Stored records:

******************************

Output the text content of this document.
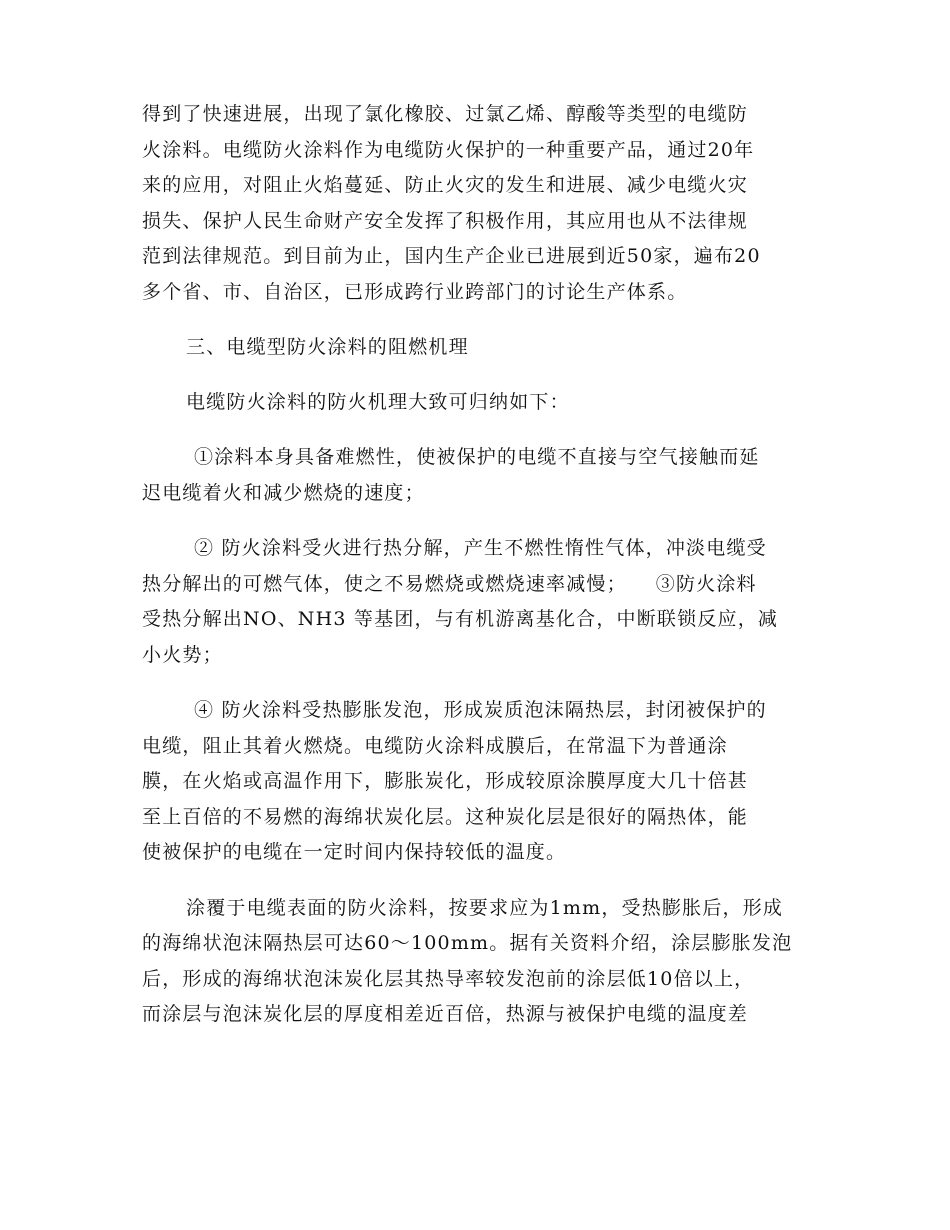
得到了快速进展，出现了氯化橡胶、过氯乙烯、醇酸等类型的电缆防
火涂料。电缆防火涂料作为电缆防火保护的一种重要产品，通过20年
来的应用，对阻止火焰蔓延、防止火灾的发生和进展、减少电缆火灾
损失、保护人民生命财产安全发挥了积极作用，其应用也从不法律规
范到法律规范。到目前为止，国内生产企业已进展到近50家，遍布20
多个省、市、自治区，已形成跨行业跨部门的讨论生产体系。
三、电缆型防火涂料的阻燃机理
电缆防火涂料的防火机理大致可归纳如下：
①涂料本身具备难燃性，使被保护的电缆不直接与空气接触而延
迟电缆着火和减少燃烧的速度；
② 防火涂料受火进行热分解，产生不燃性惰性气体，冲淡电缆受
热分解出的可燃气体，使之不易燃烧或燃烧速率减慢；    ③防火涂料
受热分解出NO、NH3 等基团，与有机游离基化合，中断联锁反应，减
小火势；
④ 防火涂料受热膨胀发泡，形成炭质泡沫隔热层，封闭被保护的
电缆，阻止其着火燃烧。电缆防火涂料成膜后，在常温下为普通涂
膜，在火焰或高温作用下，膨胀炭化，形成较原涂膜厚度大几十倍甚
至上百倍的不易燃的海绵状炭化层。这种炭化层是很好的隔热体，能
使被保护的电缆在一定时间内保持较低的温度。
涂覆于电缆表面的防火涂料，按要求应为1mm，受热膨胀后，形成
的海绵状泡沫隔热层可达60～100mm。据有关资料介绍，涂层膨胀发泡
后，形成的海绵状泡沫炭化层其热导率较发泡前的涂层低10倍以上，
而涂层与泡沫炭化层的厚度相差近百倍，热源与被保护电缆的温度差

******************************

WORK INSTRUCTIONS :: Repeat each record exactly as shown above, dropping all images.

RESULT BELOW ::
Output the text content of this document.
得到了快速进展，出现了氯化橡胶、过氯乙烯、醇酸等类型的电缆防
火涂料。电缆防火涂料作为电缆防火保护的一种重要产品，通过20年
来的应用，对阻止火焰蔓延、防止火灾的发生和进展、减少电缆火灾
损失、保护人民生命财产安全发挥了积极作用，其应用也从不法律规
范到法律规范。到目前为止，国内生产企业已进展到近50家，遍布20
多个省、市、自治区，已形成跨行业跨部门的讨论生产体系。
三、电缆型防火涂料的阻燃机理
电缆防火涂料的防火机理大致可归纳如下：
①涂料本身具备难燃性，使被保护的电缆不直接与空气接触而延
迟电缆着火和减少燃烧的速度；
② 防火涂料受火进行热分解，产生不燃性惰性气体，冲淡电缆受
热分解出的可燃气体，使之不易燃烧或燃烧速率减慢；    ③防火涂料
受热分解出NO、NH3 等基团，与有机游离基化合，中断联锁反应，减
小火势；
④ 防火涂料受热膨胀发泡，形成炭质泡沫隔热层，封闭被保护的
电缆，阻止其着火燃烧。电缆防火涂料成膜后，在常温下为普通涂
膜，在火焰或高温作用下，膨胀炭化，形成较原涂膜厚度大几十倍甚
至上百倍的不易燃的海绵状炭化层。这种炭化层是很好的隔热体，能
使被保护的电缆在一定时间内保持较低的温度。
涂覆于电缆表面的防火涂料，按要求应为1mm，受热膨胀后，形成
的海绵状泡沫隔热层可达60～100mm。据有关资料介绍，涂层膨胀发泡
后，形成的海绵状泡沫炭化层其热导率较发泡前的涂层低10倍以上，
而涂层与泡沫炭化层的厚度相差近百倍，热源与被保护电缆的温度差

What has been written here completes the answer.